From the entries below, extract every line that includes the word "this".

══ Records

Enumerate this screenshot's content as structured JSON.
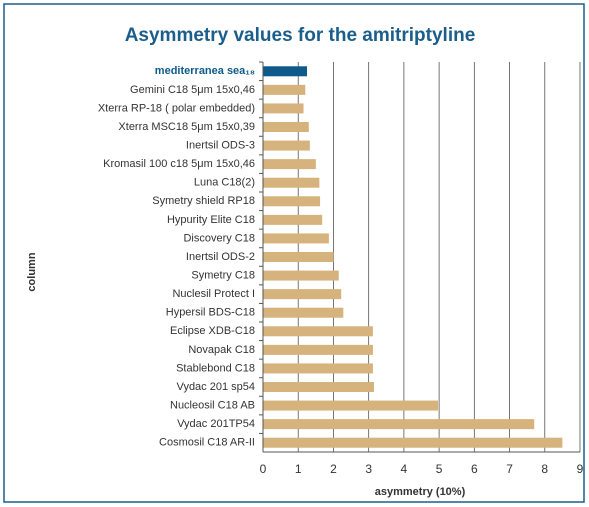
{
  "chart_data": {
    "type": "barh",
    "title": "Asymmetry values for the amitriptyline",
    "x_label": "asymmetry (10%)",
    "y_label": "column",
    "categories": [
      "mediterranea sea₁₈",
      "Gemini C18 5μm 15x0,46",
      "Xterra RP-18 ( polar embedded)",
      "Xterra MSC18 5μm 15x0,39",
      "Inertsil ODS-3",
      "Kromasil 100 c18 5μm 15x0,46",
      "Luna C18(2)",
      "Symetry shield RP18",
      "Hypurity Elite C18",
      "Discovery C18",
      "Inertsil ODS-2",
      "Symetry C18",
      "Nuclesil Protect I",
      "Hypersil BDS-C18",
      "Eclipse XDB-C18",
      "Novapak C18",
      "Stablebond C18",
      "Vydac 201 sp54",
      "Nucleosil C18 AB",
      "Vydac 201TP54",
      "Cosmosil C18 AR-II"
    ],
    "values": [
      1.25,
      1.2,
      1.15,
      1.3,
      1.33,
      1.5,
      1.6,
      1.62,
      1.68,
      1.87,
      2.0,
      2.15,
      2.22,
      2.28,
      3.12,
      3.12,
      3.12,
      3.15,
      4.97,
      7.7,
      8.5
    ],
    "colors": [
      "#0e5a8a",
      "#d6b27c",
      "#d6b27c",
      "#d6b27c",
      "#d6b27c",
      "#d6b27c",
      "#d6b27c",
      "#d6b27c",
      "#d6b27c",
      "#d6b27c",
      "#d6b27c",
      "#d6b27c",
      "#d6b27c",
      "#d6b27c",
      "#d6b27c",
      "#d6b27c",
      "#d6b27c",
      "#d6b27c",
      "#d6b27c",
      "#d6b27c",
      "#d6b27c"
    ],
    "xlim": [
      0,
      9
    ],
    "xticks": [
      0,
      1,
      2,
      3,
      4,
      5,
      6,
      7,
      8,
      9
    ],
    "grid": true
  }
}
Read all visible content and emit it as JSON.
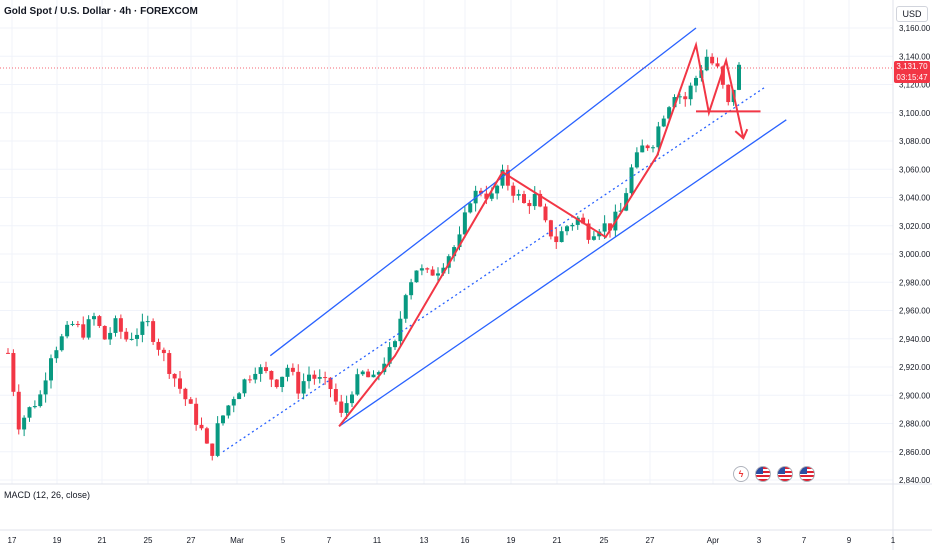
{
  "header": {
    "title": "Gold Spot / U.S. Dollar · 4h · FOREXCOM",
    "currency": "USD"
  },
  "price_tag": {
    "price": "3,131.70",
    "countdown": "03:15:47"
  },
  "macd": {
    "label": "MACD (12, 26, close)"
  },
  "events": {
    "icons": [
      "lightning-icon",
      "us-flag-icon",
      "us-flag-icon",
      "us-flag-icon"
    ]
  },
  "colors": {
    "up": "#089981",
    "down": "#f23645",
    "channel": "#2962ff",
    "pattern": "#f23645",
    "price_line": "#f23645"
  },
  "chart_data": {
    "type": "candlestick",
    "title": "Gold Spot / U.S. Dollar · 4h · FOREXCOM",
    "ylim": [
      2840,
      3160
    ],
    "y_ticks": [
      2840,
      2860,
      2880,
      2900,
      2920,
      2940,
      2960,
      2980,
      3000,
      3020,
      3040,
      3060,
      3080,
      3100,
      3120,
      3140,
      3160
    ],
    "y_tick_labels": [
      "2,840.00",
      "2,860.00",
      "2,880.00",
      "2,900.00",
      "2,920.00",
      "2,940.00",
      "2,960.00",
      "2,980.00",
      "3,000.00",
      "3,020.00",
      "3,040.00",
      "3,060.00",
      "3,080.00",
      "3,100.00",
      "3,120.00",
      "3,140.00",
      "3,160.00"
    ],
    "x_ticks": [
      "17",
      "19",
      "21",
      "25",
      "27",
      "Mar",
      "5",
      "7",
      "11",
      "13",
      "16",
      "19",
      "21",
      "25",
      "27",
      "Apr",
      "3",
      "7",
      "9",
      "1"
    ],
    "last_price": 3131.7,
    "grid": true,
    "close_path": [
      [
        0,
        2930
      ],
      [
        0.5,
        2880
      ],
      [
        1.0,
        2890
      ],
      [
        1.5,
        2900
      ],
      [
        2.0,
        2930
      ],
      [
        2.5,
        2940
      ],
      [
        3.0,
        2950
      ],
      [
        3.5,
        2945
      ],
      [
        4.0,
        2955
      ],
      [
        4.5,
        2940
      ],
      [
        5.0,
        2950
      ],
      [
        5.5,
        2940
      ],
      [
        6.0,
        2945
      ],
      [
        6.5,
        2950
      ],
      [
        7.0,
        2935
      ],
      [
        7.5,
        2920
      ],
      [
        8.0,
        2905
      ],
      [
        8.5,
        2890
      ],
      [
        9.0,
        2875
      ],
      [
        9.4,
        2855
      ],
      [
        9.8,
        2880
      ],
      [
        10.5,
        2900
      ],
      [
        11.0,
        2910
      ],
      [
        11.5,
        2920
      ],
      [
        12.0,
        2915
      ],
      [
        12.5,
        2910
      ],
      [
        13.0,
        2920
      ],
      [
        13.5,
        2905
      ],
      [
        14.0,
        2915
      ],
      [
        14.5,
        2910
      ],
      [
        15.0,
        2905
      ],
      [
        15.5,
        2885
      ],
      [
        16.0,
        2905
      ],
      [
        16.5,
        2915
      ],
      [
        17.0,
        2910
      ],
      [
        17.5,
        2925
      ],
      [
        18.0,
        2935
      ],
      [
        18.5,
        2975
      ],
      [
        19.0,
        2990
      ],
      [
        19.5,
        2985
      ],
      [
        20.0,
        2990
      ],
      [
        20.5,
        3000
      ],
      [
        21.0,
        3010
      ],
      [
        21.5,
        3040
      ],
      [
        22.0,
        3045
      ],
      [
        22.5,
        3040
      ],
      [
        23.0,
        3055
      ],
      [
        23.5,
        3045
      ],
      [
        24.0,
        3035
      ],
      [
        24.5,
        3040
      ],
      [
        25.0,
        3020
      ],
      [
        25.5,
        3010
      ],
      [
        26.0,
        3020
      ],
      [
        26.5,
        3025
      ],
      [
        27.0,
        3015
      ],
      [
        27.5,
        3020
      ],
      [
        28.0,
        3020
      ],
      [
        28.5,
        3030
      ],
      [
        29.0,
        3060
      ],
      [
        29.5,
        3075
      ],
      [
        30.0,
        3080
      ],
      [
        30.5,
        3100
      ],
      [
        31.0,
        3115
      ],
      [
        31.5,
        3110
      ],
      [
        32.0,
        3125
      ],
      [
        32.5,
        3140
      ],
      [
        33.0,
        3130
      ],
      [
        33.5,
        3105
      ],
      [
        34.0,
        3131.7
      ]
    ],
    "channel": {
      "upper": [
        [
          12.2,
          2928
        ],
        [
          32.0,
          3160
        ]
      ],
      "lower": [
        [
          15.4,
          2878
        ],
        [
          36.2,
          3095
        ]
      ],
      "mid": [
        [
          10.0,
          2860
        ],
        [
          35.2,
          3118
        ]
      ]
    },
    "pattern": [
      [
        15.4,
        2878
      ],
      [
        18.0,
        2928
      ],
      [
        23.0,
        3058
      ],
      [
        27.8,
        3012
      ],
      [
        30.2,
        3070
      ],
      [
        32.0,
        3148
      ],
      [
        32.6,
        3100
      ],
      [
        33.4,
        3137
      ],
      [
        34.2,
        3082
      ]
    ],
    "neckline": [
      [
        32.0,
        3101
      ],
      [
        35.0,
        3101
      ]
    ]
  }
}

════
══ Records

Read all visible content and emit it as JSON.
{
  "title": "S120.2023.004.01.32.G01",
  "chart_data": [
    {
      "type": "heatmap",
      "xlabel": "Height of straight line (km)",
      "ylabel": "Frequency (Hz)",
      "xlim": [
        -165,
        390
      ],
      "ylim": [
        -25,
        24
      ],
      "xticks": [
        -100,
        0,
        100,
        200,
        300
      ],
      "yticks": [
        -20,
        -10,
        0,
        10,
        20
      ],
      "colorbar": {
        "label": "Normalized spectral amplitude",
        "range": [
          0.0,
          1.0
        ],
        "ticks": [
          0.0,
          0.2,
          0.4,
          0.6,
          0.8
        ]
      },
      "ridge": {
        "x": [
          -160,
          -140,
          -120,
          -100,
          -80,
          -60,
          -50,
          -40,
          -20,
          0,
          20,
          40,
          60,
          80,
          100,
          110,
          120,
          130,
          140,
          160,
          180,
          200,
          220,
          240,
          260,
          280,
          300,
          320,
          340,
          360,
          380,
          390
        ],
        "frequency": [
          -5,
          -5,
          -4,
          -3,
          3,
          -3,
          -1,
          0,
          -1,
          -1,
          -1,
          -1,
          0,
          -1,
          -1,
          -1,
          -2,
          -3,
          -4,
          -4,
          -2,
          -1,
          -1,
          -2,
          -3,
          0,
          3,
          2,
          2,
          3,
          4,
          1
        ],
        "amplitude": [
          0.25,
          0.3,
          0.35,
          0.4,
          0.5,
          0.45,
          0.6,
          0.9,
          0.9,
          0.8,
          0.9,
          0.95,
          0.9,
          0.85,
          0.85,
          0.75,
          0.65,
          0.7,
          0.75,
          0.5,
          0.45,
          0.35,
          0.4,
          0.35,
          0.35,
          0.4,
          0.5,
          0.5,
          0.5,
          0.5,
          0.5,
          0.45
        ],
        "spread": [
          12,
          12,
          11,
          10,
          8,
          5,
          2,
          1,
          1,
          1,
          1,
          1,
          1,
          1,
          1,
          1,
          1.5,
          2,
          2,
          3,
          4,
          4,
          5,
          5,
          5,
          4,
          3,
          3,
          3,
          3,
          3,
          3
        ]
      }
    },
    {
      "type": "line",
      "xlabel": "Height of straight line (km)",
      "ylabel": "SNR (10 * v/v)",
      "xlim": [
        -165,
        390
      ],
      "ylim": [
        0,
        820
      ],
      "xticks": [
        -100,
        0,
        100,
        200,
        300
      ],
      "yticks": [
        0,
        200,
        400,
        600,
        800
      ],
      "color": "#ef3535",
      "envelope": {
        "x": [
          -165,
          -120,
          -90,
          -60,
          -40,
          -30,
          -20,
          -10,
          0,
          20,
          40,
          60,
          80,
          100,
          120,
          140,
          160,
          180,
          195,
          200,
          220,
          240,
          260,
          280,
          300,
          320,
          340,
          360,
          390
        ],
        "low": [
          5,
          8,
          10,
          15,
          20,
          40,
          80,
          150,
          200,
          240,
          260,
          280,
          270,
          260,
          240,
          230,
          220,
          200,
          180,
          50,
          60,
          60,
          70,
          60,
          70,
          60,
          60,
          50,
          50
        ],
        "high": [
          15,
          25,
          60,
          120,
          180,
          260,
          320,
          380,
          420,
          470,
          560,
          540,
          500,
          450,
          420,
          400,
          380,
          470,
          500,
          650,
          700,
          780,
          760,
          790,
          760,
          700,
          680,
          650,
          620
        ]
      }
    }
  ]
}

════
══ Records

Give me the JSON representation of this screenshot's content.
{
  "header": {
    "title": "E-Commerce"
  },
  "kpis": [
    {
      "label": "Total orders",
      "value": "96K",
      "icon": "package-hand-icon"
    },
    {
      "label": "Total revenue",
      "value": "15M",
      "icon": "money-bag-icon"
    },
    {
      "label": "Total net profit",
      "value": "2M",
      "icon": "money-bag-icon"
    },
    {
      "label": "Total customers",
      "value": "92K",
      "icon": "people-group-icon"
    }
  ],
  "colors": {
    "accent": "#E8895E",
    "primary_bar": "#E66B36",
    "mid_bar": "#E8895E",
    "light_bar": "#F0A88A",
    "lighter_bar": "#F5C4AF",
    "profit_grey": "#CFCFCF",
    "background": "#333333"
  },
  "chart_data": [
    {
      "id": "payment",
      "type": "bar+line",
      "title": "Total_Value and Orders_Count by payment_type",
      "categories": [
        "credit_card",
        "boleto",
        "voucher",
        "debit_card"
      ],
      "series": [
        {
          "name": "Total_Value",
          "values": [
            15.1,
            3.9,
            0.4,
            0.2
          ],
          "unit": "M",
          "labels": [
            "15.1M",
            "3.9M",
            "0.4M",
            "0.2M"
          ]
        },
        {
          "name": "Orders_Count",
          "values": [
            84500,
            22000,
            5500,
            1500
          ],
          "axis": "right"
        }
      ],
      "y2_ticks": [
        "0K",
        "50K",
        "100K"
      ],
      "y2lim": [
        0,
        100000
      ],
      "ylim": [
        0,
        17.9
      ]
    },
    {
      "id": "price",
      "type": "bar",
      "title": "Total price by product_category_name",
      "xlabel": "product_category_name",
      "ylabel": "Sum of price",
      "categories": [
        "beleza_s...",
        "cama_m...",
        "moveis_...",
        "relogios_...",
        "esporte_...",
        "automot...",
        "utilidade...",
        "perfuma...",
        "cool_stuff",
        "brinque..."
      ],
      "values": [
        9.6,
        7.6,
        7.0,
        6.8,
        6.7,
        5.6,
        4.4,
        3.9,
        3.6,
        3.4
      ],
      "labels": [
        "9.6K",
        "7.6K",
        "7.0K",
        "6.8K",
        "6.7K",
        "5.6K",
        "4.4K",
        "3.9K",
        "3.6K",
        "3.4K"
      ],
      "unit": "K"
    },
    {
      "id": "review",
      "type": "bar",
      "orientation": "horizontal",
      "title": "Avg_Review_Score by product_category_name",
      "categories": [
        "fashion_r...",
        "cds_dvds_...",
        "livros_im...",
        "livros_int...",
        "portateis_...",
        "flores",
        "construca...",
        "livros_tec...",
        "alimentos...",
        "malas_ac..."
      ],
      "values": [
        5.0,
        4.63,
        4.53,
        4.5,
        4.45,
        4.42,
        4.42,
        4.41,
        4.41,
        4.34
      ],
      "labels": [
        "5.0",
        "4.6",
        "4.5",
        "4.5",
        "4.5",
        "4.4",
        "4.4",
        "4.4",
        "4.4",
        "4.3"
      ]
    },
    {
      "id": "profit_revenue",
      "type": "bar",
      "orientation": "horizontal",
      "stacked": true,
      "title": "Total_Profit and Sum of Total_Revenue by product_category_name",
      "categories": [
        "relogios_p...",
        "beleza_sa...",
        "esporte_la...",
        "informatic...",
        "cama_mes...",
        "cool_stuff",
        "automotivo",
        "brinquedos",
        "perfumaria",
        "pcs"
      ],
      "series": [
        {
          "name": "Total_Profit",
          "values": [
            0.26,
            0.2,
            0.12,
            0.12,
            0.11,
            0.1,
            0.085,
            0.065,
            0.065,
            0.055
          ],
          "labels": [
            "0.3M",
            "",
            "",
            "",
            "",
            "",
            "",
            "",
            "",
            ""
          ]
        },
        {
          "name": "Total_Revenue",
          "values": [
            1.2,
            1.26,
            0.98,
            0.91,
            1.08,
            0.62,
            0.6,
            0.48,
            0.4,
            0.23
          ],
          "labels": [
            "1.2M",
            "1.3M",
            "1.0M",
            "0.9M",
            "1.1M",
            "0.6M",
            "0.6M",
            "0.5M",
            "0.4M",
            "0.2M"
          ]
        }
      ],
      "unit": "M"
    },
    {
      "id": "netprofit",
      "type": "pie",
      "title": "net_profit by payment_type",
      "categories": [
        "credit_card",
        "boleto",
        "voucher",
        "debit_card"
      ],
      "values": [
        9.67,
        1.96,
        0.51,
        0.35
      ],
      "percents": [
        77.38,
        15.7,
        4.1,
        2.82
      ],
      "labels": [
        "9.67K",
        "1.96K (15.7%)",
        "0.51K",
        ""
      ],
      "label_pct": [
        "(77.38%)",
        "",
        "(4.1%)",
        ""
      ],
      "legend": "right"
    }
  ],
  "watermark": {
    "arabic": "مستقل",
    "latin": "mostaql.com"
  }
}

════

Final result:
Enumerate this screenshot's content as structured JSON.
Give me the JSON representation of this screenshot's content.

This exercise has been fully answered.